-- Written instruction --
Set the data down again, exactly as it reads, but without the pictures.

-- Provided material --
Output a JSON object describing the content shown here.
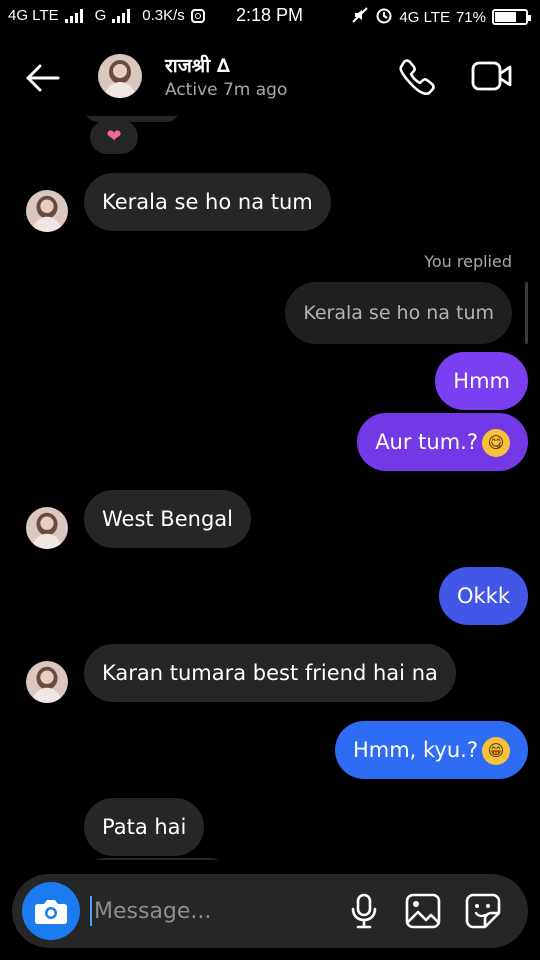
{
  "status_bar": {
    "network1": "4G LTE",
    "network2": "G",
    "speed": "0.3K/s",
    "time": "2:18 PM",
    "network3": "4G LTE",
    "battery": "71%",
    "battery_level": 0.71
  },
  "header": {
    "name": "राजश्री ∆",
    "status": "Active 7m ago"
  },
  "chat": {
    "reaction": "❤",
    "replied_label": "You replied",
    "reply_quote": "Kerala se ho na tum",
    "messages": [
      {
        "direction": "incoming",
        "text": "Kerala se ho na tum"
      },
      {
        "direction": "outgoing",
        "text": "Hmm",
        "color": "#7a3ff0"
      },
      {
        "direction": "outgoing",
        "text": "Aur tum.?",
        "emoji": "😋",
        "color": "#7339e6"
      },
      {
        "direction": "incoming",
        "text": "West Bengal"
      },
      {
        "direction": "outgoing",
        "text": "Okkk",
        "color": "#4257e8"
      },
      {
        "direction": "incoming",
        "text": "Karan tumara best friend hai na"
      },
      {
        "direction": "outgoing",
        "text": "Hmm, kyu.?",
        "emoji": "😁",
        "color": "#2d6cf3"
      },
      {
        "direction": "incoming",
        "text": "Pata hai"
      }
    ]
  },
  "composer": {
    "placeholder": "Message..."
  },
  "colors": {
    "incoming_bubble": "#262626",
    "camera_button": "#1d7bf2"
  },
  "icons": [
    "back-arrow-icon",
    "phone-icon",
    "video-camera-icon",
    "camera-icon",
    "microphone-icon",
    "gallery-icon",
    "sticker-icon",
    "heart-icon"
  ]
}
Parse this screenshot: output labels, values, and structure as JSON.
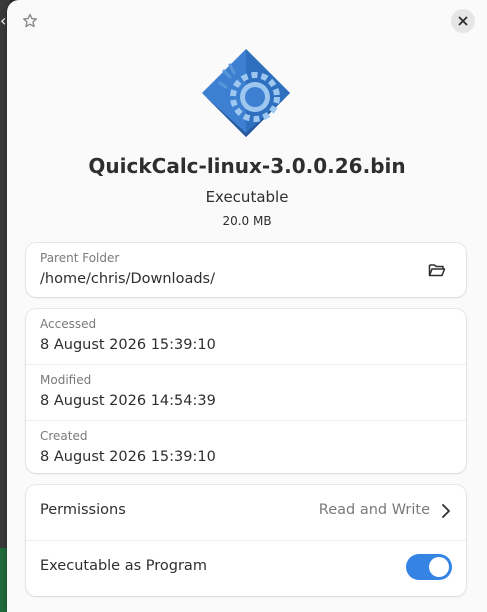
{
  "header": {
    "star_icon": "star-outline-icon",
    "close_icon": "close-icon"
  },
  "file": {
    "name": "QuickCalc-linux-3.0.0.26.bin",
    "type": "Executable",
    "size": "20.0 MB",
    "icon": "gear-application-icon",
    "icon_colors": {
      "primary": "#3d7fd0",
      "dark": "#2a5faa",
      "light": "#9ec7f0"
    }
  },
  "location": {
    "label": "Parent Folder",
    "value": "/home/chris/Downloads/",
    "action_icon": "open-folder-icon"
  },
  "dates": [
    {
      "label": "Accessed",
      "value": "8 August 2026 15:39:10"
    },
    {
      "label": "Modified",
      "value": "8 August 2026 14:54:39"
    },
    {
      "label": "Created",
      "value": "8 August 2026 15:39:10"
    }
  ],
  "permissions": {
    "label": "Permissions",
    "value": "Read and Write",
    "chevron_icon": "chevron-right-icon"
  },
  "executable": {
    "label": "Executable as Program",
    "enabled": true,
    "accent": "#3584e4"
  }
}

-- Solution to this problem --
Output a JSON object describing the content shown here.
{
  "status_bar": {
    "network1": "4G LTE",
    "network2": "G",
    "speed": "0.3K/s",
    "time": "2:18 PM",
    "network3": "4G LTE",
    "battery": "71%",
    "battery_level": 0.71
  },
  "header": {
    "name": "राजश्री ∆",
    "status": "Active 7m ago"
  },
  "chat": {
    "reaction": "❤",
    "replied_label": "You replied",
    "reply_quote": "Kerala se ho na tum",
    "messages": [
      {
        "direction": "incoming",
        "text": "Kerala se ho na tum"
      },
      {
        "direction": "outgoing",
        "text": "Hmm",
        "color": "#7a3ff0"
      },
      {
        "direction": "outgoing",
        "text": "Aur tum.?",
        "emoji": "😋",
        "color": "#7339e6"
      },
      {
        "direction": "incoming",
        "text": "West Bengal"
      },
      {
        "direction": "outgoing",
        "text": "Okkk",
        "color": "#4257e8"
      },
      {
        "direction": "incoming",
        "text": "Karan tumara best friend hai na"
      },
      {
        "direction": "outgoing",
        "text": "Hmm, kyu.?",
        "emoji": "😁",
        "color": "#2d6cf3"
      },
      {
        "direction": "incoming",
        "text": "Pata hai"
      }
    ]
  },
  "composer": {
    "placeholder": "Message..."
  },
  "colors": {
    "incoming_bubble": "#262626",
    "camera_button": "#1d7bf2"
  },
  "icons": [
    "back-arrow-icon",
    "phone-icon",
    "video-camera-icon",
    "camera-icon",
    "microphone-icon",
    "gallery-icon",
    "sticker-icon",
    "heart-icon"
  ]
}
Parse this screenshot: output labels, values, and structure as JSON.
{
  "header": {
    "star_icon": "star-outline-icon",
    "close_icon": "close-icon"
  },
  "file": {
    "name": "QuickCalc-linux-3.0.0.26.bin",
    "type": "Executable",
    "size": "20.0 MB",
    "icon": "gear-application-icon",
    "icon_colors": {
      "primary": "#3d7fd0",
      "dark": "#2a5faa",
      "light": "#9ec7f0"
    }
  },
  "location": {
    "label": "Parent Folder",
    "value": "/home/chris/Downloads/",
    "action_icon": "open-folder-icon"
  },
  "dates": [
    {
      "label": "Accessed",
      "value": "8 August 2026 15:39:10"
    },
    {
      "label": "Modified",
      "value": "8 August 2026 14:54:39"
    },
    {
      "label": "Created",
      "value": "8 August 2026 15:39:10"
    }
  ],
  "permissions": {
    "label": "Permissions",
    "value": "Read and Write",
    "chevron_icon": "chevron-right-icon"
  },
  "executable": {
    "label": "Executable as Program",
    "enabled": true,
    "accent": "#3584e4"
  }
}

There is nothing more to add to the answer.